* Stated problem *
Every entry must be duplicated precisely as written.

(Entries with figure data)
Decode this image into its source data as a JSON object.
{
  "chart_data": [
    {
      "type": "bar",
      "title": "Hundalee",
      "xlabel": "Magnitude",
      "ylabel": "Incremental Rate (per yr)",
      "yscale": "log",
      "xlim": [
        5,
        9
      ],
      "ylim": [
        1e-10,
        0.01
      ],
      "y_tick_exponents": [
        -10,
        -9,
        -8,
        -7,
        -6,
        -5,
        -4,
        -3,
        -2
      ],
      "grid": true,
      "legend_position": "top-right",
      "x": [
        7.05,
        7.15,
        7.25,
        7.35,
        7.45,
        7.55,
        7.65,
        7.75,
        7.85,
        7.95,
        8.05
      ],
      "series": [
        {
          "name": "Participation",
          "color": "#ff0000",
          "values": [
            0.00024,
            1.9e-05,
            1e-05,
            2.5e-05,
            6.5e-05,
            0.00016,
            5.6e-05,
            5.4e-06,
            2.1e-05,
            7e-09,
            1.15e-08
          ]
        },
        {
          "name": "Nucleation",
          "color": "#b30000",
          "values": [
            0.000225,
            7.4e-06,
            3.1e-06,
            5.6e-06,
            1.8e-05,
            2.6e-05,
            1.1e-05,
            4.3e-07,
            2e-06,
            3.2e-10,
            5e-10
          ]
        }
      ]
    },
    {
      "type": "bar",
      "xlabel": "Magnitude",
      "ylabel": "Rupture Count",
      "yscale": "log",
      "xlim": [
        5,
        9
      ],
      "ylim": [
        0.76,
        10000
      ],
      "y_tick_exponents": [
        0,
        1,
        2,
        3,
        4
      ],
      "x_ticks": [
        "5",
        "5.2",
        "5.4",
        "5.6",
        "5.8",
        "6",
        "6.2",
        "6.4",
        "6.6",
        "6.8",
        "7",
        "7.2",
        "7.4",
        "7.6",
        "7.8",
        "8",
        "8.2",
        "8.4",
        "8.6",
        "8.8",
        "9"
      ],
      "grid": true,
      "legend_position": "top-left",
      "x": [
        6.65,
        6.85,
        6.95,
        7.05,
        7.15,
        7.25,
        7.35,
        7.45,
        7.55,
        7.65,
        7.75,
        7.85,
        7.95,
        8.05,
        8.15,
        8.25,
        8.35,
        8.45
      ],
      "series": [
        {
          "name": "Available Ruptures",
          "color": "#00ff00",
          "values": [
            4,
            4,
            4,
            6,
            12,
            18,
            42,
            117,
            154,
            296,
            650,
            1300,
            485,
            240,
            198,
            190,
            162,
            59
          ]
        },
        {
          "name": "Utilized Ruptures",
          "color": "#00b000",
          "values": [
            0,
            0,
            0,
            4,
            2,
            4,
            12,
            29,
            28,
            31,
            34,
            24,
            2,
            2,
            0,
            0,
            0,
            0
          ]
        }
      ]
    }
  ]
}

* Exercise solution *
Decode this image into its source data as a JSON object.
{
  "chart_data": [
    {
      "type": "bar",
      "title": "Hundalee",
      "xlabel": "Magnitude",
      "ylabel": "Incremental Rate (per yr)",
      "yscale": "log",
      "xlim": [
        5,
        9
      ],
      "ylim": [
        1e-10,
        0.01
      ],
      "y_tick_exponents": [
        -10,
        -9,
        -8,
        -7,
        -6,
        -5,
        -4,
        -3,
        -2
      ],
      "grid": true,
      "legend_position": "top-right",
      "x": [
        7.05,
        7.15,
        7.25,
        7.35,
        7.45,
        7.55,
        7.65,
        7.75,
        7.85,
        7.95,
        8.05
      ],
      "series": [
        {
          "name": "Participation",
          "color": "#ff0000",
          "values": [
            0.00024,
            1.9e-05,
            1e-05,
            2.5e-05,
            6.5e-05,
            0.00016,
            5.6e-05,
            5.4e-06,
            2.1e-05,
            7e-09,
            1.15e-08
          ]
        },
        {
          "name": "Nucleation",
          "color": "#b30000",
          "values": [
            0.000225,
            7.4e-06,
            3.1e-06,
            5.6e-06,
            1.8e-05,
            2.6e-05,
            1.1e-05,
            4.3e-07,
            2e-06,
            3.2e-10,
            5e-10
          ]
        }
      ]
    },
    {
      "type": "bar",
      "xlabel": "Magnitude",
      "ylabel": "Rupture Count",
      "yscale": "log",
      "xlim": [
        5,
        9
      ],
      "ylim": [
        0.76,
        10000
      ],
      "y_tick_exponents": [
        0,
        1,
        2,
        3,
        4
      ],
      "x_ticks": [
        "5",
        "5.2",
        "5.4",
        "5.6",
        "5.8",
        "6",
        "6.2",
        "6.4",
        "6.6",
        "6.8",
        "7",
        "7.2",
        "7.4",
        "7.6",
        "7.8",
        "8",
        "8.2",
        "8.4",
        "8.6",
        "8.8",
        "9"
      ],
      "grid": true,
      "legend_position": "top-left",
      "x": [
        6.65,
        6.85,
        6.95,
        7.05,
        7.15,
        7.25,
        7.35,
        7.45,
        7.55,
        7.65,
        7.75,
        7.85,
        7.95,
        8.05,
        8.15,
        8.25,
        8.35,
        8.45
      ],
      "series": [
        {
          "name": "Available Ruptures",
          "color": "#00ff00",
          "values": [
            4,
            4,
            4,
            6,
            12,
            18,
            42,
            117,
            154,
            296,
            650,
            1300,
            485,
            240,
            198,
            190,
            162,
            59
          ]
        },
        {
          "name": "Utilized Ruptures",
          "color": "#00b000",
          "values": [
            0,
            0,
            0,
            4,
            2,
            4,
            12,
            29,
            28,
            31,
            34,
            24,
            2,
            2,
            0,
            0,
            0,
            0
          ]
        }
      ]
    }
  ]
}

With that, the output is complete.